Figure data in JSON
***
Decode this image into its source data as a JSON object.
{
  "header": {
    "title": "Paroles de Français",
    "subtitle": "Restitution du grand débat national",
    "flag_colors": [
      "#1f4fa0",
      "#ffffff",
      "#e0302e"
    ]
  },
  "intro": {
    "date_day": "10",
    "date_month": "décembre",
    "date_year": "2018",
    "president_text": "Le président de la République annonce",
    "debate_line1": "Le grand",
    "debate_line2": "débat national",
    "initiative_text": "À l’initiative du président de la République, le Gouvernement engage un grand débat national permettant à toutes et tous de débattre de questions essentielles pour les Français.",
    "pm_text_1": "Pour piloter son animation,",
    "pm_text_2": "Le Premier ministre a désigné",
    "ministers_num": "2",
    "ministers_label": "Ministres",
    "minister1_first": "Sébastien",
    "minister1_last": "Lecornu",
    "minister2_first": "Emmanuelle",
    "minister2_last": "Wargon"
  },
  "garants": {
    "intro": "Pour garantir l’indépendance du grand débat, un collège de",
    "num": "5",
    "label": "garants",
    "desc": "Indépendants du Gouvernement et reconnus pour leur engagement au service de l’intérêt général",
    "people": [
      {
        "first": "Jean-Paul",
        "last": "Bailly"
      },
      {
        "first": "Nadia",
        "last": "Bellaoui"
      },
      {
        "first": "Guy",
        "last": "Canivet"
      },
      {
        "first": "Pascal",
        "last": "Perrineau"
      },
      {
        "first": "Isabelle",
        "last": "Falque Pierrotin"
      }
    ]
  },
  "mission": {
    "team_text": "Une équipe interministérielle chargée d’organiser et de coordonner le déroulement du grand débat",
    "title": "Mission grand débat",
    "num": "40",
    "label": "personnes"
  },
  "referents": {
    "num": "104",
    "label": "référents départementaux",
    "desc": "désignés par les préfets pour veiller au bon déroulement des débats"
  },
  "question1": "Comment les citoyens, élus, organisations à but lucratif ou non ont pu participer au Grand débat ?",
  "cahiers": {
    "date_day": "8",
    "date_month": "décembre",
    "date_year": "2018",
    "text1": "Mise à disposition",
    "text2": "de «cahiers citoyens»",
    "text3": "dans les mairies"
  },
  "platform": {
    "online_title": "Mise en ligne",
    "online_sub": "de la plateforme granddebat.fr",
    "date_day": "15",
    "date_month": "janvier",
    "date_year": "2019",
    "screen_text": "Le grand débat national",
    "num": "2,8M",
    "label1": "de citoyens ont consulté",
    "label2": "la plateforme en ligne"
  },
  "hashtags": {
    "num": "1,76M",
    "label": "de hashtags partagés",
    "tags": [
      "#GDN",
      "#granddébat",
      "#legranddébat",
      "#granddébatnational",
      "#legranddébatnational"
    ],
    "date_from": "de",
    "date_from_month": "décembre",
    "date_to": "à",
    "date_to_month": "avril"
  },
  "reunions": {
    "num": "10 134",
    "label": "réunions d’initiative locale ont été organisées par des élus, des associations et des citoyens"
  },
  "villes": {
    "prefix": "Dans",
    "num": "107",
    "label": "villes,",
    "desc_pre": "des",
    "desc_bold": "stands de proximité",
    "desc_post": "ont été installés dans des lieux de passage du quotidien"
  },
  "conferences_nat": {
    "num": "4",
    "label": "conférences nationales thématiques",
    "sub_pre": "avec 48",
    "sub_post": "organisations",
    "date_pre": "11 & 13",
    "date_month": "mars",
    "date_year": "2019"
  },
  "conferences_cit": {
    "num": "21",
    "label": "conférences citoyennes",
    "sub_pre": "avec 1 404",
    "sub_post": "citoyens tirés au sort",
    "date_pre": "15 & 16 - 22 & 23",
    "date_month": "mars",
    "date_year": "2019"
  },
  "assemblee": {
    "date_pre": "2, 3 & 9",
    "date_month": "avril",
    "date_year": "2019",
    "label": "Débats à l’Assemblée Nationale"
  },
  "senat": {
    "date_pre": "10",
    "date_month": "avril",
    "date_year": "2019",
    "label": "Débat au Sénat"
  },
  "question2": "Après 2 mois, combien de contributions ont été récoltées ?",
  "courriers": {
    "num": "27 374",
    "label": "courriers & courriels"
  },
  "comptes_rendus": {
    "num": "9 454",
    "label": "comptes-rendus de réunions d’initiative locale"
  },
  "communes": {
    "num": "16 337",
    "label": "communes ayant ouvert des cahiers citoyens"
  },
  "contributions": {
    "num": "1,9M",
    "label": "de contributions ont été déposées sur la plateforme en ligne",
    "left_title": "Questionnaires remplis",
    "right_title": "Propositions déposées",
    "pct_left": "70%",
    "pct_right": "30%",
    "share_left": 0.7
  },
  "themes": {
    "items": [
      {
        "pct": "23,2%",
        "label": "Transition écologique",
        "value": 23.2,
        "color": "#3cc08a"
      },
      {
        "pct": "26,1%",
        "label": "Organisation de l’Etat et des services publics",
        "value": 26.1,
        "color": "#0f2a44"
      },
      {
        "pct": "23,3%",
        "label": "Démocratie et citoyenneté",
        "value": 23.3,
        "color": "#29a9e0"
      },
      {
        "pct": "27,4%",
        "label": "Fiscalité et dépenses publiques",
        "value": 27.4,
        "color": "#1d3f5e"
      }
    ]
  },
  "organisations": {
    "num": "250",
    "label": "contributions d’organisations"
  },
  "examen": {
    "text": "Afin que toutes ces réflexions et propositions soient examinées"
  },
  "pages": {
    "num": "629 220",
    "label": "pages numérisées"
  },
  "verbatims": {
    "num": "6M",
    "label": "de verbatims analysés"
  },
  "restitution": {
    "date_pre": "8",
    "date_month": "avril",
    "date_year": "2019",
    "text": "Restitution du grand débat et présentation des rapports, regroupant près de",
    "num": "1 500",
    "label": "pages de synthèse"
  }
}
***
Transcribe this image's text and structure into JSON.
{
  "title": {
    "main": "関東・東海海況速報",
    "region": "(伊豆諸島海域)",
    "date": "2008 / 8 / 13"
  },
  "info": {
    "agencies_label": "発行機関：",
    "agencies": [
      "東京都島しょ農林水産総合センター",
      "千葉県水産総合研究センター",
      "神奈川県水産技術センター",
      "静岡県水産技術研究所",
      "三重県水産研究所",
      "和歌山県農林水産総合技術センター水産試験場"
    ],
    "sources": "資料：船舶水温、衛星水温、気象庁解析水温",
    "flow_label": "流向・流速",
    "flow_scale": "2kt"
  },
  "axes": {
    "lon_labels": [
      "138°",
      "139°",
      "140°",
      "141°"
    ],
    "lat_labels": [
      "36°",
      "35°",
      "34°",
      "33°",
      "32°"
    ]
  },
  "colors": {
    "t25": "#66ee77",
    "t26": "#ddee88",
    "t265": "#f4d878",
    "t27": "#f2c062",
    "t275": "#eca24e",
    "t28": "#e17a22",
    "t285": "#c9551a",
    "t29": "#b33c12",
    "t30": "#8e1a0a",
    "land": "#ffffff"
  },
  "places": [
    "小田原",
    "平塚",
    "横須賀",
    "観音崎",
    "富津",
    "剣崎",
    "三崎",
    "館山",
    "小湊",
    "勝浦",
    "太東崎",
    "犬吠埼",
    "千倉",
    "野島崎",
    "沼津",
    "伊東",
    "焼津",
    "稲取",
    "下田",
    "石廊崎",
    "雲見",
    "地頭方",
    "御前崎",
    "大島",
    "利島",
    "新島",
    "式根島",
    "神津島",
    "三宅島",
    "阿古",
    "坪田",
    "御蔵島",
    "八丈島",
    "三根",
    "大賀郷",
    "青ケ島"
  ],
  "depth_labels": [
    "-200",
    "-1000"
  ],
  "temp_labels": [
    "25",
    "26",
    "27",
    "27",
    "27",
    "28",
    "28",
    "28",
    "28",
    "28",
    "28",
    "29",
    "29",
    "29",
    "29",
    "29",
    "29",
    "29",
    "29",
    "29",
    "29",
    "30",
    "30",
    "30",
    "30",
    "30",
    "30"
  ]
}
***
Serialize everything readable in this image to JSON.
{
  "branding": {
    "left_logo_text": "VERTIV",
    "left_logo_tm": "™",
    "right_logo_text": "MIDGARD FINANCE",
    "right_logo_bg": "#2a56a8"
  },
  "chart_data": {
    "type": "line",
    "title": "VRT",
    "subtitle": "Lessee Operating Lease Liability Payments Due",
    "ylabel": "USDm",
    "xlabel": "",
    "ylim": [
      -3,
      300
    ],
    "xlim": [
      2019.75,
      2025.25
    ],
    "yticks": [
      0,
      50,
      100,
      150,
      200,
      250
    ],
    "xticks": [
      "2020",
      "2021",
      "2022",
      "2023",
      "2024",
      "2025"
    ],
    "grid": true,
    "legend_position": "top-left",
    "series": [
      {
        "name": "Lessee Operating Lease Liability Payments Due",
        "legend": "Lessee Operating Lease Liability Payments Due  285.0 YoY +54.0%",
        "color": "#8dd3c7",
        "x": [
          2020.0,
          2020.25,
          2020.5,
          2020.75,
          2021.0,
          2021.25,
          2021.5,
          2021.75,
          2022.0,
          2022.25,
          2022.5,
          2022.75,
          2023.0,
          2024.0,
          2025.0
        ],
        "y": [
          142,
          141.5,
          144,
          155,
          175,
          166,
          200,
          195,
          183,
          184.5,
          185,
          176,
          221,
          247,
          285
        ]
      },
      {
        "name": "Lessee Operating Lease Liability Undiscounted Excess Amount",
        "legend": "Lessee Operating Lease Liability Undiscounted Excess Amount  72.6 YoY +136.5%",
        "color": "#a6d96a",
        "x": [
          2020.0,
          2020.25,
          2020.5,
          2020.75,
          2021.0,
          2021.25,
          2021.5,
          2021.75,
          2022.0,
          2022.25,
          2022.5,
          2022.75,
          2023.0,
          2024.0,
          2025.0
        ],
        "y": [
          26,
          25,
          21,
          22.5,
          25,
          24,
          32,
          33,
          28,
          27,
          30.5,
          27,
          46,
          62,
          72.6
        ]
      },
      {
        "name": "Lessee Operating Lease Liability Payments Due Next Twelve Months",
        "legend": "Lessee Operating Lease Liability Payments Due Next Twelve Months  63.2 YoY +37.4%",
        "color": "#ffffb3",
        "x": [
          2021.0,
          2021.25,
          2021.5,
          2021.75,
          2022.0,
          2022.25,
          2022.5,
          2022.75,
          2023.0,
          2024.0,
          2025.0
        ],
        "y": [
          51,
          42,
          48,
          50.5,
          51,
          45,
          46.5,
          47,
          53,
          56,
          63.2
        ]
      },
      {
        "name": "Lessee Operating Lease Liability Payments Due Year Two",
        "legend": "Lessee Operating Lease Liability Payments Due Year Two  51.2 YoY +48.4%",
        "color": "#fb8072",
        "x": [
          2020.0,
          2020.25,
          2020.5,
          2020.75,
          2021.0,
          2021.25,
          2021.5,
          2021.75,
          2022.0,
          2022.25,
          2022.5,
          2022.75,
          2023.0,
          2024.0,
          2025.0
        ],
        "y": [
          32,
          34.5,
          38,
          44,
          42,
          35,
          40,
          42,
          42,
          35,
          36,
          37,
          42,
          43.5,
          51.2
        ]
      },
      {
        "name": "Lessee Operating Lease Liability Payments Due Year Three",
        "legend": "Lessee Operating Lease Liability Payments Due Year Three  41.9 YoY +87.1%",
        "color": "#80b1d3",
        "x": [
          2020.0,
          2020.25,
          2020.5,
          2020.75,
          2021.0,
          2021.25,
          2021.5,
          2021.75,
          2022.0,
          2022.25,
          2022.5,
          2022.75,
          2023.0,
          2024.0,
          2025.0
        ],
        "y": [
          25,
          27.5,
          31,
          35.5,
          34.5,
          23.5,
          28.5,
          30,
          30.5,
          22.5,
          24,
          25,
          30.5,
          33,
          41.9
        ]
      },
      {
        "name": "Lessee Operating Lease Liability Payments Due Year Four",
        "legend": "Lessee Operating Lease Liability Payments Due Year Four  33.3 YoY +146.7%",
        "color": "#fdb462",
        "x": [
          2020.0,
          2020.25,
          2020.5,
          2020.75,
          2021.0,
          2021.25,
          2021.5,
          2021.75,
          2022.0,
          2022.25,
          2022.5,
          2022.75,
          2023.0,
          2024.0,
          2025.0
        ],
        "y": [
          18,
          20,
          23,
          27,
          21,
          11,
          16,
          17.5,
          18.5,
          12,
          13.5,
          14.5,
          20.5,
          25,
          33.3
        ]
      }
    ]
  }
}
***
Your goal
Pull every line holding "citoyens" out of the records.

Reply to the task
  "question1": "Comment les citoyens, élus, organisations à but lucratif ou non ont pu participer au Grand débat ?",
    "text2": "de «cahiers citoyens»",
    "label1": "de citoyens ont consulté",
    "label": "réunions d’initiative locale ont été organisées par des élus, des associations et des citoyens"
    "sub_post": "citoyens tirés au sort",
    "label": "communes ayant ouvert des cahiers citoyens"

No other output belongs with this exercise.